━━ THE DATA ━━

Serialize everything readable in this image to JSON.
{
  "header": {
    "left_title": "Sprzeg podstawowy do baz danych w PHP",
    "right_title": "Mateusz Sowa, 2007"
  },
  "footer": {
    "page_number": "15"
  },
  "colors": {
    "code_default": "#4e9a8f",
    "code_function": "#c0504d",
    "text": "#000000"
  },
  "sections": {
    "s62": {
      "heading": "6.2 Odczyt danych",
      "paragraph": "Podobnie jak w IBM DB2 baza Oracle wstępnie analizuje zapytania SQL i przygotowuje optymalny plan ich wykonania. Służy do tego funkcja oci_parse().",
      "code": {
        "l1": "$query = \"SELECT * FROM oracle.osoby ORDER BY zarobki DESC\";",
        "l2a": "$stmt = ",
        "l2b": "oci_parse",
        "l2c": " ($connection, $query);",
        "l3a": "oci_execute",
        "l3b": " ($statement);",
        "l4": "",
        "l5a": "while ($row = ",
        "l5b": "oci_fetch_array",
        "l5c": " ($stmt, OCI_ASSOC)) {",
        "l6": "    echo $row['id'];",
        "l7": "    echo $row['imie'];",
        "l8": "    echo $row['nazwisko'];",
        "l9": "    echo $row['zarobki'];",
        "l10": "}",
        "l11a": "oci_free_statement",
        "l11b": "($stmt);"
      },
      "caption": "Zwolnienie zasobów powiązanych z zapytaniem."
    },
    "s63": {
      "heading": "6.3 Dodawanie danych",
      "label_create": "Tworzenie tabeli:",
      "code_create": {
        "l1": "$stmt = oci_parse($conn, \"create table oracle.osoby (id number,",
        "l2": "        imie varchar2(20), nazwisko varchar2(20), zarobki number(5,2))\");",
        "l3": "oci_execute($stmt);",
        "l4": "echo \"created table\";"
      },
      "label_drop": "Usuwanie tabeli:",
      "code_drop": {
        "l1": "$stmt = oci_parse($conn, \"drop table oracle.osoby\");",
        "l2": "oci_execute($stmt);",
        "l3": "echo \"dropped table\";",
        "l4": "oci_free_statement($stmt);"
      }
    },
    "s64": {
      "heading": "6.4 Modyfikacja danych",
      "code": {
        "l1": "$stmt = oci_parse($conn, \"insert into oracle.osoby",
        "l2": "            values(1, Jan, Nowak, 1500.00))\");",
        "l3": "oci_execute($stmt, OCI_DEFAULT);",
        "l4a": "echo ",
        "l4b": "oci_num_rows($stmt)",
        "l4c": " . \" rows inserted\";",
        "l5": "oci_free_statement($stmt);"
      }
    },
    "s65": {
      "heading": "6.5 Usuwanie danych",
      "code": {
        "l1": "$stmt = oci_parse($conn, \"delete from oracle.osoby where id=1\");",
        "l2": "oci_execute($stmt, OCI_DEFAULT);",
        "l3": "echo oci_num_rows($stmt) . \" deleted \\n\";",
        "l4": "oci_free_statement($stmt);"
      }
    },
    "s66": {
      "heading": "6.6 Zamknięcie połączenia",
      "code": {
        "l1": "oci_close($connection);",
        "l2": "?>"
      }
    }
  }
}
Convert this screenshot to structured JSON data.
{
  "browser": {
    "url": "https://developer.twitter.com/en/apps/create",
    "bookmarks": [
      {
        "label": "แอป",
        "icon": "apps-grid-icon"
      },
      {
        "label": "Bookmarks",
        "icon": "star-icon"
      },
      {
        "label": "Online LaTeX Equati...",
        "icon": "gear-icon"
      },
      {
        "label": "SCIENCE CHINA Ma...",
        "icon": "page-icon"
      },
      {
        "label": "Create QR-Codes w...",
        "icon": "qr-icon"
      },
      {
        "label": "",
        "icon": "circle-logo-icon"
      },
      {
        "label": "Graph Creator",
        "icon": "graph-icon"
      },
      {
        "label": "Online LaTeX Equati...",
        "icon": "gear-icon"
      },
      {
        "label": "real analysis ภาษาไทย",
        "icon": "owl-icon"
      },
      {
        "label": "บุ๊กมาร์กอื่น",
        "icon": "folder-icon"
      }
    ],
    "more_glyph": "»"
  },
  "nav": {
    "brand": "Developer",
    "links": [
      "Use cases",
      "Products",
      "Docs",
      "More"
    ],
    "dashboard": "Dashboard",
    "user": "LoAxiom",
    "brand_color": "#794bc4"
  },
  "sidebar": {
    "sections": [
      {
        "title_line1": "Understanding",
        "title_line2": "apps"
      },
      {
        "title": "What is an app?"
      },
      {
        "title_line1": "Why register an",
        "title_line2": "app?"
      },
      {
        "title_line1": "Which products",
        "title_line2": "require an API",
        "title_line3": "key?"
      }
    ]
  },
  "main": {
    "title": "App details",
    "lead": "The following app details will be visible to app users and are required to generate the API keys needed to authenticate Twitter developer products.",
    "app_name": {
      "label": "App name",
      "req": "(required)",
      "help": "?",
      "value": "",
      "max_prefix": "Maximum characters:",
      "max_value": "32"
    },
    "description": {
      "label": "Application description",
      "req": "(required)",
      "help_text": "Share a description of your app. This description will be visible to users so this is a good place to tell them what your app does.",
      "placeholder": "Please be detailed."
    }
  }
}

━━━

- _PROBLEM_: Repeat every record, keeping each word and mark exactly as it is.

- _WRITTEN RESPONSE_:
Serialize everything readable in this image to JSON.
{
  "header": {
    "left_title": "Sprzeg podstawowy do baz danych w PHP",
    "right_title": "Mateusz Sowa, 2007"
  },
  "footer": {
    "page_number": "15"
  },
  "colors": {
    "code_default": "#4e9a8f",
    "code_function": "#c0504d",
    "text": "#000000"
  },
  "sections": {
    "s62": {
      "heading": "6.2 Odczyt danych",
      "paragraph": "Podobnie jak w IBM DB2 baza Oracle wstępnie analizuje zapytania SQL i przygotowuje optymalny plan ich wykonania. Służy do tego funkcja oci_parse().",
      "code": {
        "l1": "$query = \"SELECT * FROM oracle.osoby ORDER BY zarobki DESC\";",
        "l2a": "$stmt = ",
        "l2b": "oci_parse",
        "l2c": " ($connection, $query);",
        "l3a": "oci_execute",
        "l3b": " ($statement);",
        "l4": "",
        "l5a": "while ($row = ",
        "l5b": "oci_fetch_array",
        "l5c": " ($stmt, OCI_ASSOC)) {",
        "l6": "    echo $row['id'];",
        "l7": "    echo $row['imie'];",
        "l8": "    echo $row['nazwisko'];",
        "l9": "    echo $row['zarobki'];",
        "l10": "}",
        "l11a": "oci_free_statement",
        "l11b": "($stmt);"
      },
      "caption": "Zwolnienie zasobów powiązanych z zapytaniem."
    },
    "s63": {
      "heading": "6.3 Dodawanie danych",
      "label_create": "Tworzenie tabeli:",
      "code_create": {
        "l1": "$stmt = oci_parse($conn, \"create table oracle.osoby (id number,",
        "l2": "        imie varchar2(20), nazwisko varchar2(20), zarobki number(5,2))\");",
        "l3": "oci_execute($stmt);",
        "l4": "echo \"created table\";"
      },
      "label_drop": "Usuwanie tabeli:",
      "code_drop": {
        "l1": "$stmt = oci_parse($conn, \"drop table oracle.osoby\");",
        "l2": "oci_execute($stmt);",
        "l3": "echo \"dropped table\";",
        "l4": "oci_free_statement($stmt);"
      }
    },
    "s64": {
      "heading": "6.4 Modyfikacja danych",
      "code": {
        "l1": "$stmt = oci_parse($conn, \"insert into oracle.osoby",
        "l2": "            values(1, Jan, Nowak, 1500.00))\");",
        "l3": "oci_execute($stmt, OCI_DEFAULT);",
        "l4a": "echo ",
        "l4b": "oci_num_rows($stmt)",
        "l4c": " . \" rows inserted\";",
        "l5": "oci_free_statement($stmt);"
      }
    },
    "s65": {
      "heading": "6.5 Usuwanie danych",
      "code": {
        "l1": "$stmt = oci_parse($conn, \"delete from oracle.osoby where id=1\");",
        "l2": "oci_execute($stmt, OCI_DEFAULT);",
        "l3": "echo oci_num_rows($stmt) . \" deleted \\n\";",
        "l4": "oci_free_statement($stmt);"
      }
    },
    "s66": {
      "heading": "6.6 Zamknięcie połączenia",
      "code": {
        "l1": "oci_close($connection);",
        "l2": "?>"
      }
    }
  }
}
Convert this screenshot to structured JSON data.
{
  "browser": {
    "url": "https://developer.twitter.com/en/apps/create",
    "bookmarks": [
      {
        "label": "แอป",
        "icon": "apps-grid-icon"
      },
      {
        "label": "Bookmarks",
        "icon": "star-icon"
      },
      {
        "label": "Online LaTeX Equati...",
        "icon": "gear-icon"
      },
      {
        "label": "SCIENCE CHINA Ma...",
        "icon": "page-icon"
      },
      {
        "label": "Create QR-Codes w...",
        "icon": "qr-icon"
      },
      {
        "label": "",
        "icon": "circle-logo-icon"
      },
      {
        "label": "Graph Creator",
        "icon": "graph-icon"
      },
      {
        "label": "Online LaTeX Equati...",
        "icon": "gear-icon"
      },
      {
        "label": "real analysis ภาษาไทย",
        "icon": "owl-icon"
      },
      {
        "label": "บุ๊กมาร์กอื่น",
        "icon": "folder-icon"
      }
    ],
    "more_glyph": "»"
  },
  "nav": {
    "brand": "Developer",
    "links": [
      "Use cases",
      "Products",
      "Docs",
      "More"
    ],
    "dashboard": "Dashboard",
    "user": "LoAxiom",
    "brand_color": "#794bc4"
  },
  "sidebar": {
    "sections": [
      {
        "title_line1": "Understanding",
        "title_line2": "apps"
      },
      {
        "title": "What is an app?"
      },
      {
        "title_line1": "Why register an",
        "title_line2": "app?"
      },
      {
        "title_line1": "Which products",
        "title_line2": "require an API",
        "title_line3": "key?"
      }
    ]
  },
  "main": {
    "title": "App details",
    "lead": "The following app details will be visible to app users and are required to generate the API keys needed to authenticate Twitter developer products.",
    "app_name": {
      "label": "App name",
      "req": "(required)",
      "help": "?",
      "value": "",
      "max_prefix": "Maximum characters:",
      "max_value": "32"
    },
    "description": {
      "label": "Application description",
      "req": "(required)",
      "help_text": "Share a description of your app. This description will be visible to users so this is a good place to tell them what your app does.",
      "placeholder": "Please be detailed."
    }
  }
}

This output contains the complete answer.